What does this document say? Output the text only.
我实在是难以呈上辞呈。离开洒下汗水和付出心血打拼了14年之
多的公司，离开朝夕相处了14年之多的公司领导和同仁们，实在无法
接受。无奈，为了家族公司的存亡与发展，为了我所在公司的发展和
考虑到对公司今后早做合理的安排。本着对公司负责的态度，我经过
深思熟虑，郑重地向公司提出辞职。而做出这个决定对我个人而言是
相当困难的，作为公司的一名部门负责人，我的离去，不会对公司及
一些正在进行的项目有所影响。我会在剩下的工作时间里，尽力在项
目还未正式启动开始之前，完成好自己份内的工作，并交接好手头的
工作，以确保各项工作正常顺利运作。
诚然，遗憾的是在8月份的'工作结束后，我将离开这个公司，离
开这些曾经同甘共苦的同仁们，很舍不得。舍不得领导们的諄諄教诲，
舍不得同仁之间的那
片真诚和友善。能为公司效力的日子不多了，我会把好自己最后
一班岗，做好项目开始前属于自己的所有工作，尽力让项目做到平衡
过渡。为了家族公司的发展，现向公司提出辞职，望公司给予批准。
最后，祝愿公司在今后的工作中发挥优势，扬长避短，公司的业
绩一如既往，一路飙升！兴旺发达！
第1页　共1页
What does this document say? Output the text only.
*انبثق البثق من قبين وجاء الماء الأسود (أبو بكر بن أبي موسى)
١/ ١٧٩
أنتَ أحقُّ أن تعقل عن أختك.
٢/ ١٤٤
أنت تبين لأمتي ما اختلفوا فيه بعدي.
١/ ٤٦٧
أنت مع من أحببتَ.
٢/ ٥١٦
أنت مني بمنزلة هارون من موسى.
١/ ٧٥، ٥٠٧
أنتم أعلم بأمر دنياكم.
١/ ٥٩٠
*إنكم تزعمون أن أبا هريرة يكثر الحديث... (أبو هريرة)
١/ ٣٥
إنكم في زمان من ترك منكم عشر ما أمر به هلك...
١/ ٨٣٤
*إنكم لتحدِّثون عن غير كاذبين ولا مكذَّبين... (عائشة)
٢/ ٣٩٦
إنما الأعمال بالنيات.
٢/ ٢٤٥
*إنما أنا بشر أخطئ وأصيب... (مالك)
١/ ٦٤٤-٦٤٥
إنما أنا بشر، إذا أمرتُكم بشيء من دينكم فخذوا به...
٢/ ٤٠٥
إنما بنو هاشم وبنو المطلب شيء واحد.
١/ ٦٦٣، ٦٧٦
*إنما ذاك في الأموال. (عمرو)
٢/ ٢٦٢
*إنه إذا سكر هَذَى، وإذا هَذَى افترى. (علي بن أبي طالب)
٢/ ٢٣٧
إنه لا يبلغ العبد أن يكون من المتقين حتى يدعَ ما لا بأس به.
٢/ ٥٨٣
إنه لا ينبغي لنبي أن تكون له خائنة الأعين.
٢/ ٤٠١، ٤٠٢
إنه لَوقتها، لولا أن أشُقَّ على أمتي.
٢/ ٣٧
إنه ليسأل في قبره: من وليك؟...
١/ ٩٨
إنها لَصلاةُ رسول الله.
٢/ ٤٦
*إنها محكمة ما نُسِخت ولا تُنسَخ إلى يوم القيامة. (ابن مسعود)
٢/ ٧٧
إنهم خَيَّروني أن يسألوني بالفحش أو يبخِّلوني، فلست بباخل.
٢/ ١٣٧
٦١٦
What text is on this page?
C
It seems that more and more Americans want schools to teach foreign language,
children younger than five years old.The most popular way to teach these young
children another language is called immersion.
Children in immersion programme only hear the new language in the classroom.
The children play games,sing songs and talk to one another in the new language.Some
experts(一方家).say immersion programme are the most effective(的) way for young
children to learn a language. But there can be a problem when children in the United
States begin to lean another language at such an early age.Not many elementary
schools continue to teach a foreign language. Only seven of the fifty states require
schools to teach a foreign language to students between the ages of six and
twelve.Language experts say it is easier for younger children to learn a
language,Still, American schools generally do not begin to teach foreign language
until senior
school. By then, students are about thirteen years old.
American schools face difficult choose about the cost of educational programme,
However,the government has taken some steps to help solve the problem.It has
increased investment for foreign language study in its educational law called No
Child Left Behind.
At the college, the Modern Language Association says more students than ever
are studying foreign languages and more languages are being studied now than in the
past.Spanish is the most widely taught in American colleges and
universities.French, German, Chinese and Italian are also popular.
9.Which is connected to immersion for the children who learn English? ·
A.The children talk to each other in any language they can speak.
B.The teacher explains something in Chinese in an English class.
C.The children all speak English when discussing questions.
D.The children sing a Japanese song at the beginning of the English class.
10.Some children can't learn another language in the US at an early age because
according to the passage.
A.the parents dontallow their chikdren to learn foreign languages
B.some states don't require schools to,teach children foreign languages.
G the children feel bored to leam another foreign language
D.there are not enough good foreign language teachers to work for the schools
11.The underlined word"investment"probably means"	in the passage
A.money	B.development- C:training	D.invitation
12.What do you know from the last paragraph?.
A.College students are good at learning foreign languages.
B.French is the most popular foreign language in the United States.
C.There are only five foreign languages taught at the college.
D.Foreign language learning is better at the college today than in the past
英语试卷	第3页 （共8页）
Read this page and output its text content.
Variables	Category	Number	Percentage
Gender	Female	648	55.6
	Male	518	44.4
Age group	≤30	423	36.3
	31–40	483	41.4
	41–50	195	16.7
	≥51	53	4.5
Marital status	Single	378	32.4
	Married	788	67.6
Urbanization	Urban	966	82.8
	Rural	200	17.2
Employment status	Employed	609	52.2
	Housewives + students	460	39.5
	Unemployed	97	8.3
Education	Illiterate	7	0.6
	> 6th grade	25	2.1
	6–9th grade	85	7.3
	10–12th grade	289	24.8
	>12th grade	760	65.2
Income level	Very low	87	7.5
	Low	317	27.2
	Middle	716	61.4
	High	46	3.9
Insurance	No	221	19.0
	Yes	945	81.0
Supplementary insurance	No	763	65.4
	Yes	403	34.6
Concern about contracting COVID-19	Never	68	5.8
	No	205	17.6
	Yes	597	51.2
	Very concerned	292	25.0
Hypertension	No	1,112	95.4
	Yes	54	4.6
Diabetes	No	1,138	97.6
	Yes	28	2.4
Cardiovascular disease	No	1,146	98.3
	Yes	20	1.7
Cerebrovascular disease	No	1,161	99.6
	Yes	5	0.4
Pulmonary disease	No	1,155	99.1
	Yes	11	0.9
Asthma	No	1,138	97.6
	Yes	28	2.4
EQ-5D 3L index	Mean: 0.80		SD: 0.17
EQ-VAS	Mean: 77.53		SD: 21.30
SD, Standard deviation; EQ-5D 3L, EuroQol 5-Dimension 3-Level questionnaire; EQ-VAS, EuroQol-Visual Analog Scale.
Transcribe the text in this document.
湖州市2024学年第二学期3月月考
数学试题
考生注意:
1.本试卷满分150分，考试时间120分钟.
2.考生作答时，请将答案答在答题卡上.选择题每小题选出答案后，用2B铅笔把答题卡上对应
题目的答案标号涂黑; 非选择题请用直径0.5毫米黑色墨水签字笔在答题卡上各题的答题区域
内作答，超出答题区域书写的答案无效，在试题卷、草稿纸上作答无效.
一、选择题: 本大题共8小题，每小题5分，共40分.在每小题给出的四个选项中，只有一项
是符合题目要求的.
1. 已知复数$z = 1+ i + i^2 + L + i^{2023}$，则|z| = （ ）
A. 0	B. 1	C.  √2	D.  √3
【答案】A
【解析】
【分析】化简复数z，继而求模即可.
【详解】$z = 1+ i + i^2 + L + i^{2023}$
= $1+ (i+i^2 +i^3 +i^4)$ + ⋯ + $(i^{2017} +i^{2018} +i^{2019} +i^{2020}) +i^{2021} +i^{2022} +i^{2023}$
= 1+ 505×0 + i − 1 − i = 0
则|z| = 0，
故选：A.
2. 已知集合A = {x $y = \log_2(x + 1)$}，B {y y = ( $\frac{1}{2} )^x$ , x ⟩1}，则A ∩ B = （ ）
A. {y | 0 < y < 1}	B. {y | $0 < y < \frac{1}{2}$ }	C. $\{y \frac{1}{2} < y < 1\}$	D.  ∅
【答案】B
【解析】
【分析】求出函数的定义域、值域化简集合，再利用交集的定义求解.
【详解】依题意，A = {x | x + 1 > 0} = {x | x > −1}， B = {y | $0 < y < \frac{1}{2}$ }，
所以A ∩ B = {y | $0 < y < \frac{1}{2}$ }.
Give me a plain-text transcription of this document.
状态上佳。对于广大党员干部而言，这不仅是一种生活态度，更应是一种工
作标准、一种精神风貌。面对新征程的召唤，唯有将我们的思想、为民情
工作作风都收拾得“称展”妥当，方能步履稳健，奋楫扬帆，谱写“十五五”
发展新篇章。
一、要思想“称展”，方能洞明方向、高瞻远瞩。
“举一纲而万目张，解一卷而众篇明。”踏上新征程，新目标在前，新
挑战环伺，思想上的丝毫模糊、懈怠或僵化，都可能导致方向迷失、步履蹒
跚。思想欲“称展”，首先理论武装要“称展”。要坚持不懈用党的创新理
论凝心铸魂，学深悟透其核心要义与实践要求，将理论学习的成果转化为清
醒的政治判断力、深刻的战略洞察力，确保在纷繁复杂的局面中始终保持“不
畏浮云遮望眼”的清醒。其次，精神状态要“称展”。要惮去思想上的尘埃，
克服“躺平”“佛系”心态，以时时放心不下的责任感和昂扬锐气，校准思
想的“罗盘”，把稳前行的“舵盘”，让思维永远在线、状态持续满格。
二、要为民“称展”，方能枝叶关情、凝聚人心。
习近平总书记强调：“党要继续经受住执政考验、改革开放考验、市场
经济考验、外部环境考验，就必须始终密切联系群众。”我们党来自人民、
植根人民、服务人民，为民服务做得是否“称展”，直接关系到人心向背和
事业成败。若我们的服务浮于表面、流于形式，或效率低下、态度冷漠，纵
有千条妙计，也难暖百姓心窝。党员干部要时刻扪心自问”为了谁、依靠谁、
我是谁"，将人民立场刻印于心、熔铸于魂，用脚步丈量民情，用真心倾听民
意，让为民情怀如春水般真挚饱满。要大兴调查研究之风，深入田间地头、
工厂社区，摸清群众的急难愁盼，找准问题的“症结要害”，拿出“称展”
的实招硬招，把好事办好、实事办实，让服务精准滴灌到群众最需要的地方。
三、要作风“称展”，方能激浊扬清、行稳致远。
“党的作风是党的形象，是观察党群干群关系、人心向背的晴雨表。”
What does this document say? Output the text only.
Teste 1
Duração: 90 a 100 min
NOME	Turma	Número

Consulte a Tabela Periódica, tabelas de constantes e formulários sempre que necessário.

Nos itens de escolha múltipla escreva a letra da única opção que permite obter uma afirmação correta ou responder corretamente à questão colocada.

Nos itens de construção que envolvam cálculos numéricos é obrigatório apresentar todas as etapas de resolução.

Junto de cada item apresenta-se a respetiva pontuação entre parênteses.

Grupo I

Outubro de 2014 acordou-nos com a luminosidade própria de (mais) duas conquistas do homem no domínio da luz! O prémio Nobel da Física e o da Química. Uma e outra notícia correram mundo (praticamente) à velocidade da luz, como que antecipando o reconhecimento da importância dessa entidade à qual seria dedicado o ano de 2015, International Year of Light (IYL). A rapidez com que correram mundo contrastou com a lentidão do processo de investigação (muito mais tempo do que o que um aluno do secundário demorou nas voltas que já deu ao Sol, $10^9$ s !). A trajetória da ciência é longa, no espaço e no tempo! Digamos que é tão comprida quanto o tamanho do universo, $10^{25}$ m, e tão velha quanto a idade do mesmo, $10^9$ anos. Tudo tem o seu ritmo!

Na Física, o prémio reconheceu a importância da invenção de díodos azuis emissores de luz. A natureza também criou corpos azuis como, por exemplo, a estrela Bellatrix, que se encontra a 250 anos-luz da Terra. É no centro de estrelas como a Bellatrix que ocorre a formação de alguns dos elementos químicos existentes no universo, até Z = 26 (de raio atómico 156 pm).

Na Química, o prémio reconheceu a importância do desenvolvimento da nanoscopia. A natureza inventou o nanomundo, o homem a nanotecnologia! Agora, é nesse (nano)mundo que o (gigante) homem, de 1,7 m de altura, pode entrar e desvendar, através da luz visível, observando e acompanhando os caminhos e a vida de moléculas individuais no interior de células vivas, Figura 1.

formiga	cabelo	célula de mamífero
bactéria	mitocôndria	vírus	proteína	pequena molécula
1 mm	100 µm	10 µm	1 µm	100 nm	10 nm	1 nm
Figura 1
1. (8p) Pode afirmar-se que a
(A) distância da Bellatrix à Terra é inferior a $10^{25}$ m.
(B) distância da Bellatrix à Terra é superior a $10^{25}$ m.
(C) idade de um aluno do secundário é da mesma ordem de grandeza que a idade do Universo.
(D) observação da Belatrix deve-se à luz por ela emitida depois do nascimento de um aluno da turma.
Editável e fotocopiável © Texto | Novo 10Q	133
■ ■ ■ ■ ■ ■ ■
**DIRECTIONS FOR THIS TASK**: Pick each line holding the word "إنها" out of the listing.

**WRITTEN SOLUTION**:
إنها لَصلاةُ رسول الله.
*إنها محكمة ما نُسِخت ولا تُنسَخ إلى يوم القيامة. (ابن مسعود)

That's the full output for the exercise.